Extract all of the entries and set them down verbatim.

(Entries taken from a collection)
_ _ _ _ _ _ _
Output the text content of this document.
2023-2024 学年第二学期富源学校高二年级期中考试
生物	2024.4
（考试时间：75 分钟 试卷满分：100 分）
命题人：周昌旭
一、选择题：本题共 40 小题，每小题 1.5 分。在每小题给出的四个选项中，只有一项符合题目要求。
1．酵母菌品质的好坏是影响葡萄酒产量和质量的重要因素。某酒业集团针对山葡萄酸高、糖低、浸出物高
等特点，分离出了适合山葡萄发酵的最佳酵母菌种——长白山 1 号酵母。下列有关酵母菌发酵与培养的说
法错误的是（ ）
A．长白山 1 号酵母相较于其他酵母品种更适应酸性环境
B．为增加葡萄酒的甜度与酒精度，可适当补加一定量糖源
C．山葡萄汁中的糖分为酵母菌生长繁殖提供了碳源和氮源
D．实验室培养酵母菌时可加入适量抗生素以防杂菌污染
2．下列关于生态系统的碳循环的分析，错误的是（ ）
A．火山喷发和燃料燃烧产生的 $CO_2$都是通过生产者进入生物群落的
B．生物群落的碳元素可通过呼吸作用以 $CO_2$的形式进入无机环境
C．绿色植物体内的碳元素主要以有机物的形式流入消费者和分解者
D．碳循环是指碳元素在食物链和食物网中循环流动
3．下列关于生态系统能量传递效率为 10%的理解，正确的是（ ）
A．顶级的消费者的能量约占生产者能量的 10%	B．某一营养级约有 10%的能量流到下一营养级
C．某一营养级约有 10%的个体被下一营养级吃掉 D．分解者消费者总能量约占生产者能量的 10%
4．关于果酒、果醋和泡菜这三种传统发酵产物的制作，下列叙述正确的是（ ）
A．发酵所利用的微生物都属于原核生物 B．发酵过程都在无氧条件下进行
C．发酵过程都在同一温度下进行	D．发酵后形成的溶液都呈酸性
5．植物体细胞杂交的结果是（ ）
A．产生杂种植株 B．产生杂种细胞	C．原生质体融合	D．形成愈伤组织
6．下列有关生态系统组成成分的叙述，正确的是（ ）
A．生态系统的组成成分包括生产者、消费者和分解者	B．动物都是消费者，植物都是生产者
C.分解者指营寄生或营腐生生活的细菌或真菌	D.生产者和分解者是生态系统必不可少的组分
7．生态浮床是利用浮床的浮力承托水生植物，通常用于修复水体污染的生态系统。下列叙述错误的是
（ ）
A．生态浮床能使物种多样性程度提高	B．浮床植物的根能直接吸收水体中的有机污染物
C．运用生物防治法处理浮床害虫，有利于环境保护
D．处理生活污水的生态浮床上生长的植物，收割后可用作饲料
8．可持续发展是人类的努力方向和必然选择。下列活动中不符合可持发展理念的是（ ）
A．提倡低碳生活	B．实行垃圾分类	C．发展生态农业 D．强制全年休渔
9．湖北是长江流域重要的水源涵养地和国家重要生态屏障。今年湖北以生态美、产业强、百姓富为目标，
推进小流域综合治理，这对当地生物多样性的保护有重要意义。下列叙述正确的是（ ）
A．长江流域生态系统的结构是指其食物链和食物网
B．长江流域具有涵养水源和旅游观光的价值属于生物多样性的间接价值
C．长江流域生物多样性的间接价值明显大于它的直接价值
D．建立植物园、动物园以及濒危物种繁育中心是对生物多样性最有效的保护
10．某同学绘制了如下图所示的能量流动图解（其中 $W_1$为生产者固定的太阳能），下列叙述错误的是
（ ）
_ _ _ _ _ _ _
Response to this exercise>
Output the text content of this document.
2023-2024 学年第二学期富源学校高二年级期中考试
生物	2024.4
（考试时间：75 分钟 试卷满分：100 分）
命题人：周昌旭
一、选择题：本题共 40 小题，每小题 1.5 分。在每小题给出的四个选项中，只有一项符合题目要求。
1．酵母菌品质的好坏是影响葡萄酒产量和质量的重要因素。某酒业集团针对山葡萄酸高、糖低、浸出物高
等特点，分离出了适合山葡萄发酵的最佳酵母菌种——长白山 1 号酵母。下列有关酵母菌发酵与培养的说
法错误的是（ ）
A．长白山 1 号酵母相较于其他酵母品种更适应酸性环境
B．为增加葡萄酒的甜度与酒精度，可适当补加一定量糖源
C．山葡萄汁中的糖分为酵母菌生长繁殖提供了碳源和氮源
D．实验室培养酵母菌时可加入适量抗生素以防杂菌污染
2．下列关于生态系统的碳循环的分析，错误的是（ ）
A．火山喷发和燃料燃烧产生的 $CO_2$都是通过生产者进入生物群落的
B．生物群落的碳元素可通过呼吸作用以 $CO_2$的形式进入无机环境
C．绿色植物体内的碳元素主要以有机物的形式流入消费者和分解者
D．碳循环是指碳元素在食物链和食物网中循环流动
3．下列关于生态系统能量传递效率为 10%的理解，正确的是（ ）
A．顶级的消费者的能量约占生产者能量的 10%	B．某一营养级约有 10%的能量流到下一营养级
C．某一营养级约有 10%的个体被下一营养级吃掉 D．分解者消费者总能量约占生产者能量的 10%
4．关于果酒、果醋和泡菜这三种传统发酵产物的制作，下列叙述正确的是（ ）
A．发酵所利用的微生物都属于原核生物 B．发酵过程都在无氧条件下进行
C．发酵过程都在同一温度下进行	D．发酵后形成的溶液都呈酸性
5．植物体细胞杂交的结果是（ ）
A．产生杂种植株 B．产生杂种细胞	C．原生质体融合	D．形成愈伤组织
6．下列有关生态系统组成成分的叙述，正确的是（ ）
A．生态系统的组成成分包括生产者、消费者和分解者	B．动物都是消费者，植物都是生产者
C.分解者指营寄生或营腐生生活的细菌或真菌	D.生产者和分解者是生态系统必不可少的组分
7．生态浮床是利用浮床的浮力承托水生植物，通常用于修复水体污染的生态系统。下列叙述错误的是
（ ）
A．生态浮床能使物种多样性程度提高	B．浮床植物的根能直接吸收水体中的有机污染物
C．运用生物防治法处理浮床害虫，有利于环境保护
D．处理生活污水的生态浮床上生长的植物，收割后可用作饲料
8．可持续发展是人类的努力方向和必然选择。下列活动中不符合可持发展理念的是（ ）
A．提倡低碳生活	B．实行垃圾分类	C．发展生态农业 D．强制全年休渔
9．湖北是长江流域重要的水源涵养地和国家重要生态屏障。今年湖北以生态美、产业强、百姓富为目标，
推进小流域综合治理，这对当地生物多样性的保护有重要意义。下列叙述正确的是（ ）
A．长江流域生态系统的结构是指其食物链和食物网
B．长江流域具有涵养水源和旅游观光的价值属于生物多样性的间接价值
C．长江流域生物多样性的间接价值明显大于它的直接价值
D．建立植物园、动物园以及濒危物种繁育中心是对生物多样性最有效的保护
10．某同学绘制了如下图所示的能量流动图解（其中 $W_1$为生产者固定的太阳能），下列叙述错误的是
（ ）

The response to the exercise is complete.